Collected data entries
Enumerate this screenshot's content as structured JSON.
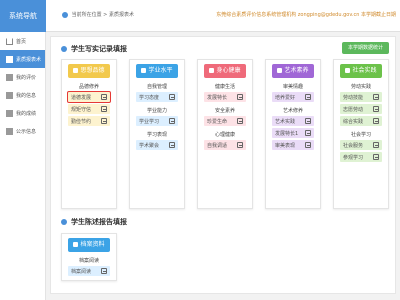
{
  "topbar": {
    "side_title": "系统导航",
    "location": "当前所在位置 > 素质报表术",
    "notice": "东莞综合素质评价信息系统管理机构 zongping@gdedu.gov.cn 本学期截止日期"
  },
  "sidebar": {
    "items": [
      {
        "label": "首页",
        "icon": "home-icon"
      },
      {
        "label": "素质报表术",
        "icon": "doc-icon"
      },
      {
        "label": "我的评价",
        "icon": "doc-icon"
      },
      {
        "label": "我的信息",
        "icon": "doc-icon"
      },
      {
        "label": "我的成绩",
        "icon": "doc-icon"
      },
      {
        "label": "公示信息",
        "icon": "doc-icon"
      }
    ]
  },
  "main": {
    "section1_title": "学生写实记录填报",
    "export_label": "本学期数据统计",
    "section2_title": "学生陈述报告填报"
  },
  "cards": [
    {
      "title": "思想品德",
      "color": "#f2c94c",
      "item_bg": "#fdf3cf",
      "groups": [
        {
          "label": "品德修养",
          "items": [
            "道德发展",
            "规矩守信",
            "勤俭节约"
          ]
        }
      ]
    },
    {
      "title": "学业水平",
      "color": "#3ba3e6",
      "item_bg": "#dcefff",
      "groups": [
        {
          "label": "自我管理",
          "items": [
            "学习态度"
          ]
        },
        {
          "label": "学业能力",
          "items": [
            "学业学习"
          ]
        },
        {
          "label": "学习表现",
          "items": [
            "学术聚会"
          ]
        }
      ]
    },
    {
      "title": "身心健康",
      "color": "#ef6a7a",
      "item_bg": "#fde2e6",
      "groups": [
        {
          "label": "健康生活",
          "items": [
            "发展特长"
          ]
        },
        {
          "label": "安全素养",
          "items": [
            "珍爱生命"
          ]
        },
        {
          "label": "心理健康",
          "items": [
            "自我调适"
          ]
        }
      ]
    },
    {
      "title": "艺术素养",
      "color": "#a067d6",
      "item_bg": "#eadcf7",
      "groups": [
        {
          "label": "审美情趣",
          "items": [
            "培养爱好"
          ]
        },
        {
          "label": "艺术修养",
          "items": [
            "艺术实践",
            "发展特长1",
            "审美表现"
          ]
        }
      ]
    },
    {
      "title": "社会实践",
      "color": "#6cc24a",
      "item_bg": "#dff2d3",
      "groups": [
        {
          "label": "劳动实践",
          "items": [
            "劳动技能",
            "志愿劳动",
            "综合实践"
          ]
        },
        {
          "label": "社会学习",
          "items": [
            "社会服务",
            "参观学习"
          ]
        }
      ]
    }
  ],
  "report_card": {
    "title": "档案资料",
    "color": "#3ba3e6",
    "item_bg": "#dcefff",
    "group_label": "档案阅读",
    "item": "档案阅读"
  }
}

• _Given request_
Set the data above down again exactly as given, with no pictures.

• _Exercise response_
Enumerate this screenshot's content as structured JSON.
{
  "topbar": {
    "side_title": "系统导航",
    "location": "当前所在位置 > 素质报表术",
    "notice": "东莞综合素质评价信息系统管理机构 zongping@gdedu.gov.cn 本学期截止日期"
  },
  "sidebar": {
    "items": [
      {
        "label": "首页",
        "icon": "home-icon"
      },
      {
        "label": "素质报表术",
        "icon": "doc-icon"
      },
      {
        "label": "我的评价",
        "icon": "doc-icon"
      },
      {
        "label": "我的信息",
        "icon": "doc-icon"
      },
      {
        "label": "我的成绩",
        "icon": "doc-icon"
      },
      {
        "label": "公示信息",
        "icon": "doc-icon"
      }
    ]
  },
  "main": {
    "section1_title": "学生写实记录填报",
    "export_label": "本学期数据统计",
    "section2_title": "学生陈述报告填报"
  },
  "cards": [
    {
      "title": "思想品德",
      "color": "#f2c94c",
      "item_bg": "#fdf3cf",
      "groups": [
        {
          "label": "品德修养",
          "items": [
            "道德发展",
            "规矩守信",
            "勤俭节约"
          ]
        }
      ]
    },
    {
      "title": "学业水平",
      "color": "#3ba3e6",
      "item_bg": "#dcefff",
      "groups": [
        {
          "label": "自我管理",
          "items": [
            "学习态度"
          ]
        },
        {
          "label": "学业能力",
          "items": [
            "学业学习"
          ]
        },
        {
          "label": "学习表现",
          "items": [
            "学术聚会"
          ]
        }
      ]
    },
    {
      "title": "身心健康",
      "color": "#ef6a7a",
      "item_bg": "#fde2e6",
      "groups": [
        {
          "label": "健康生活",
          "items": [
            "发展特长"
          ]
        },
        {
          "label": "安全素养",
          "items": [
            "珍爱生命"
          ]
        },
        {
          "label": "心理健康",
          "items": [
            "自我调适"
          ]
        }
      ]
    },
    {
      "title": "艺术素养",
      "color": "#a067d6",
      "item_bg": "#eadcf7",
      "groups": [
        {
          "label": "审美情趣",
          "items": [
            "培养爱好"
          ]
        },
        {
          "label": "艺术修养",
          "items": [
            "艺术实践",
            "发展特长1",
            "审美表现"
          ]
        }
      ]
    },
    {
      "title": "社会实践",
      "color": "#6cc24a",
      "item_bg": "#dff2d3",
      "groups": [
        {
          "label": "劳动实践",
          "items": [
            "劳动技能",
            "志愿劳动",
            "综合实践"
          ]
        },
        {
          "label": "社会学习",
          "items": [
            "社会服务",
            "参观学习"
          ]
        }
      ]
    }
  ],
  "report_card": {
    "title": "档案资料",
    "color": "#3ba3e6",
    "item_bg": "#dcefff",
    "group_label": "档案阅读",
    "item": "档案阅读"
  }
}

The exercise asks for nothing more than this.